| To do |
From the listing below, pick out each line with the word "Ocean".

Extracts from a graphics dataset
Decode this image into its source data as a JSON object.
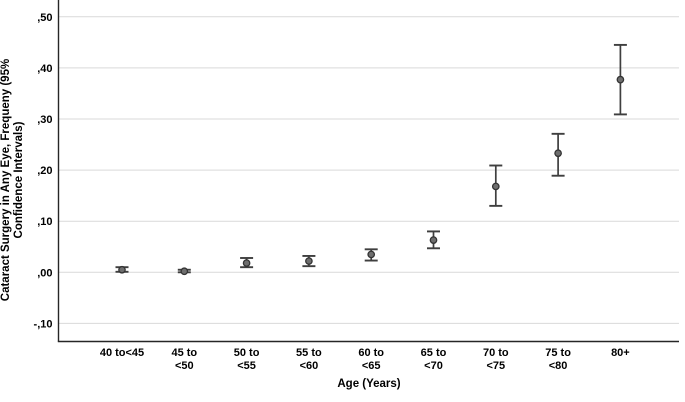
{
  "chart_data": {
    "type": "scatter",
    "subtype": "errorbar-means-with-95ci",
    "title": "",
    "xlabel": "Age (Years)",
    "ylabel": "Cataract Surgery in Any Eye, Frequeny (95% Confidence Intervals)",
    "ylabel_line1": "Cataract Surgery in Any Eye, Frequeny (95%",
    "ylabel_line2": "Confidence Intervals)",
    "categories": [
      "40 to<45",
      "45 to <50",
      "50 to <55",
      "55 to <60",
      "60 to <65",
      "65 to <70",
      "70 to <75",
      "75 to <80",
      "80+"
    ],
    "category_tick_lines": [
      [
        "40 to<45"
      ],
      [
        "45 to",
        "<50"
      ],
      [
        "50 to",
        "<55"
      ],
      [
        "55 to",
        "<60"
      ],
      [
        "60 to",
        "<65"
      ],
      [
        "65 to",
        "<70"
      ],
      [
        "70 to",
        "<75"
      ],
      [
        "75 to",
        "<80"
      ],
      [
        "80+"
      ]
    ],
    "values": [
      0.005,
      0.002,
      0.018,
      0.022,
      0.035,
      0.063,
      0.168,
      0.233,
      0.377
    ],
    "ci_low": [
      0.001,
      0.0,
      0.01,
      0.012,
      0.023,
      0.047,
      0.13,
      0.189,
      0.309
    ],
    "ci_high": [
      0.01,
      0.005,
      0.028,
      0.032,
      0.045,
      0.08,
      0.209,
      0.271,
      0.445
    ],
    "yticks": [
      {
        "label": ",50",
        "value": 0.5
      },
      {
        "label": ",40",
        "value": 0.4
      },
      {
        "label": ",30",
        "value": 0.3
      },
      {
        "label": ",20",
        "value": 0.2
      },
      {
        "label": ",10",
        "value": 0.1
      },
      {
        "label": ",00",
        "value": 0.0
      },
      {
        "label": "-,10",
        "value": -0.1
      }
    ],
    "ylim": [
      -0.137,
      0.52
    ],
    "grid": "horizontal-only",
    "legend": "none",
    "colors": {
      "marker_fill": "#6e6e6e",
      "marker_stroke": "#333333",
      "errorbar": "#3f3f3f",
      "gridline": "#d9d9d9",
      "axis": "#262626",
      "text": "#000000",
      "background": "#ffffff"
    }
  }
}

==

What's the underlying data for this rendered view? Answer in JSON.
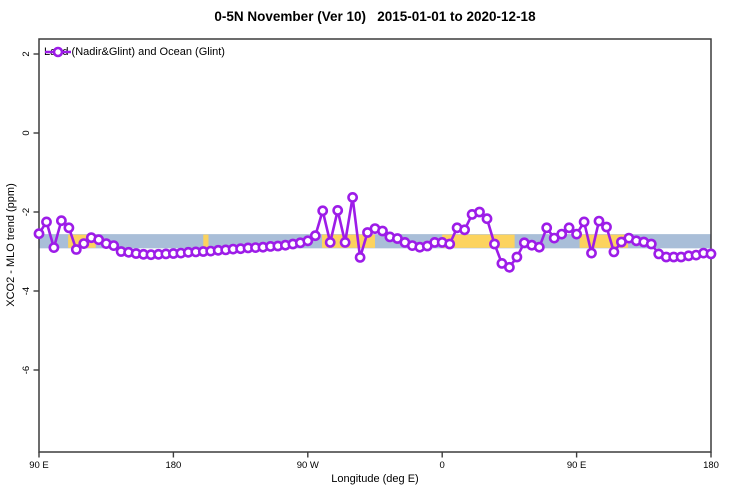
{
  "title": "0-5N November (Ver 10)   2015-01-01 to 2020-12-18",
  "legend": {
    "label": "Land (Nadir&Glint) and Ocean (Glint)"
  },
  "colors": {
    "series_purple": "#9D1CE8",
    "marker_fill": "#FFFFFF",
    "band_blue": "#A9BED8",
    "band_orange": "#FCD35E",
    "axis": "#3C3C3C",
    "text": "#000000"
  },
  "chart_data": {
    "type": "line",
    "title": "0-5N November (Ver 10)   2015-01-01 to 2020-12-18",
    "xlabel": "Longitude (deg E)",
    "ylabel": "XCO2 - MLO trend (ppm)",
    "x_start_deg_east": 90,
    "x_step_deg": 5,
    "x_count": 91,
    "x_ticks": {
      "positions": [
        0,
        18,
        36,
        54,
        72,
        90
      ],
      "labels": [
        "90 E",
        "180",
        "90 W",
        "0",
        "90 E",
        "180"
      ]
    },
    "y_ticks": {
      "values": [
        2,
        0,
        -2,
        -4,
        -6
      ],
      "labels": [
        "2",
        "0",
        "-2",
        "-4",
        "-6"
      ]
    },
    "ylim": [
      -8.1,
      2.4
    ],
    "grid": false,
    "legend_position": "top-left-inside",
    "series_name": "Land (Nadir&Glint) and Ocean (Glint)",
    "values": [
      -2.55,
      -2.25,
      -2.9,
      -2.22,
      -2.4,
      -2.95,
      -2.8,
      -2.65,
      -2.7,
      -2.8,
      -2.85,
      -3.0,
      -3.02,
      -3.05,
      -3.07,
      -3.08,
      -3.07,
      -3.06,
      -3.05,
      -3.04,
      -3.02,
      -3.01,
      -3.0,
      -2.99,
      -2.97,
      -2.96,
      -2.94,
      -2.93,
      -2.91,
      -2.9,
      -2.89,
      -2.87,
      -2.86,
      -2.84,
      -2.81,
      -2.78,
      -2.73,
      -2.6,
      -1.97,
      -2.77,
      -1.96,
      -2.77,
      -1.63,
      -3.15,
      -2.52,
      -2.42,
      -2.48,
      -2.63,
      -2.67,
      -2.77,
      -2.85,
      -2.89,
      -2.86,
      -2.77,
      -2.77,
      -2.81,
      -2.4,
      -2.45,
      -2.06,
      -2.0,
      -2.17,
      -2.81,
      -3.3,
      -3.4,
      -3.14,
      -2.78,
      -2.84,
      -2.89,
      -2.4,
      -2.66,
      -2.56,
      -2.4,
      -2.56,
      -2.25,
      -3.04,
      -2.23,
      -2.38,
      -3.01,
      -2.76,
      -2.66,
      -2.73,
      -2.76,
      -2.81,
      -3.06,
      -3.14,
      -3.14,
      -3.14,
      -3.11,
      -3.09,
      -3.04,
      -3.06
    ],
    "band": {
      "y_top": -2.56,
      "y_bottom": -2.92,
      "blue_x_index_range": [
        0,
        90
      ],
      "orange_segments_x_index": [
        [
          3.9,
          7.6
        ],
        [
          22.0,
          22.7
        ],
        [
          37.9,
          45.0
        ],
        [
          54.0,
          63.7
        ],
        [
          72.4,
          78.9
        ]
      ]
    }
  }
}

* * *

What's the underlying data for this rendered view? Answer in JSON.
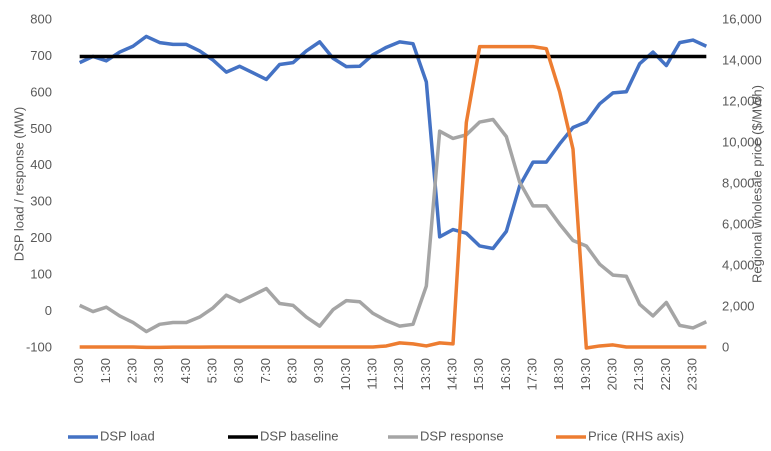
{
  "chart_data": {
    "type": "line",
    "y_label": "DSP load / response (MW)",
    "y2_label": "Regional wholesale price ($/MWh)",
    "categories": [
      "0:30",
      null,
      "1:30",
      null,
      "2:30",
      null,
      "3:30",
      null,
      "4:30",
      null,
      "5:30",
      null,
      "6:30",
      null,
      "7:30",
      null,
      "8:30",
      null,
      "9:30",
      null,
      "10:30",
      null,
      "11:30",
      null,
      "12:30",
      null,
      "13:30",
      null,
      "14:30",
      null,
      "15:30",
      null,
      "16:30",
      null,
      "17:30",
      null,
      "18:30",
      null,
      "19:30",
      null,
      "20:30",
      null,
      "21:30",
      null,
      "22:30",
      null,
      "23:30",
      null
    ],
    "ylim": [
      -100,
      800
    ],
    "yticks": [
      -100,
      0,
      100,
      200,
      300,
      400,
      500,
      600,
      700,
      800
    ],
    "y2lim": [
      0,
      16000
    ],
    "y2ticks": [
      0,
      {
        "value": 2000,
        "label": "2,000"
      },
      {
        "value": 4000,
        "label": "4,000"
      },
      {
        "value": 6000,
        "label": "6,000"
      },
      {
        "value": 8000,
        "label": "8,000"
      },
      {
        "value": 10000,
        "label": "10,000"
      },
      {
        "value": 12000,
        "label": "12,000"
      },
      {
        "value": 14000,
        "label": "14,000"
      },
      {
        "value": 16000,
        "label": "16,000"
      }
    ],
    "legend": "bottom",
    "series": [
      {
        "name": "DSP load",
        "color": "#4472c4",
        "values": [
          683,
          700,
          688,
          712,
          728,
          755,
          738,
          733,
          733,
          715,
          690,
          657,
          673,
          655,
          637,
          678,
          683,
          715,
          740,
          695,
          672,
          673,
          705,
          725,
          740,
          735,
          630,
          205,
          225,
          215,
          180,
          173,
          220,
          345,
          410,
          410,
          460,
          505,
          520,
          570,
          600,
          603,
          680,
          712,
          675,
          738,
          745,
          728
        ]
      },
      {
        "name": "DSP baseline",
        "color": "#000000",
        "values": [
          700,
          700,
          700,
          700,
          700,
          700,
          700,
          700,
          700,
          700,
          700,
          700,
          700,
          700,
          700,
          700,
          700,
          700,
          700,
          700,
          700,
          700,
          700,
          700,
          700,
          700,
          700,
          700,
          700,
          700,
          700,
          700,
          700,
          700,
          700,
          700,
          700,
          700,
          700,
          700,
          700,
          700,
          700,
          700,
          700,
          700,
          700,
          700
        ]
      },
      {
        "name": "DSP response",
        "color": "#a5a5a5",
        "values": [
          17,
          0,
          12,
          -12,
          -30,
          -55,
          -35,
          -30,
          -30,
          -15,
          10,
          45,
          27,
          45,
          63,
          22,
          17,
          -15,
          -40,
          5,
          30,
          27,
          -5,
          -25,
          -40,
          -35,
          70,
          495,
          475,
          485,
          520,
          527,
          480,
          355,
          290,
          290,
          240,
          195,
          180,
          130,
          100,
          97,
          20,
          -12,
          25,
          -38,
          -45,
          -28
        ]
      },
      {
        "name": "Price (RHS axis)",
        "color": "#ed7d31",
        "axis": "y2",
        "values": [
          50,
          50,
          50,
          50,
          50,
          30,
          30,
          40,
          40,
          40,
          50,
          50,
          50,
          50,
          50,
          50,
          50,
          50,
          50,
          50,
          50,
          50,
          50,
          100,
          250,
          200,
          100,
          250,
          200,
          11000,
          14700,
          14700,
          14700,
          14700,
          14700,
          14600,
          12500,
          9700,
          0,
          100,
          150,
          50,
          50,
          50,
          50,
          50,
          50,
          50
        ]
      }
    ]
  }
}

| Task output |
    "label": "Land (Nadir&Glint) and Ocean (Glint)"
    "series_name": "Land (Nadir&Glint) and Ocean (Glint)",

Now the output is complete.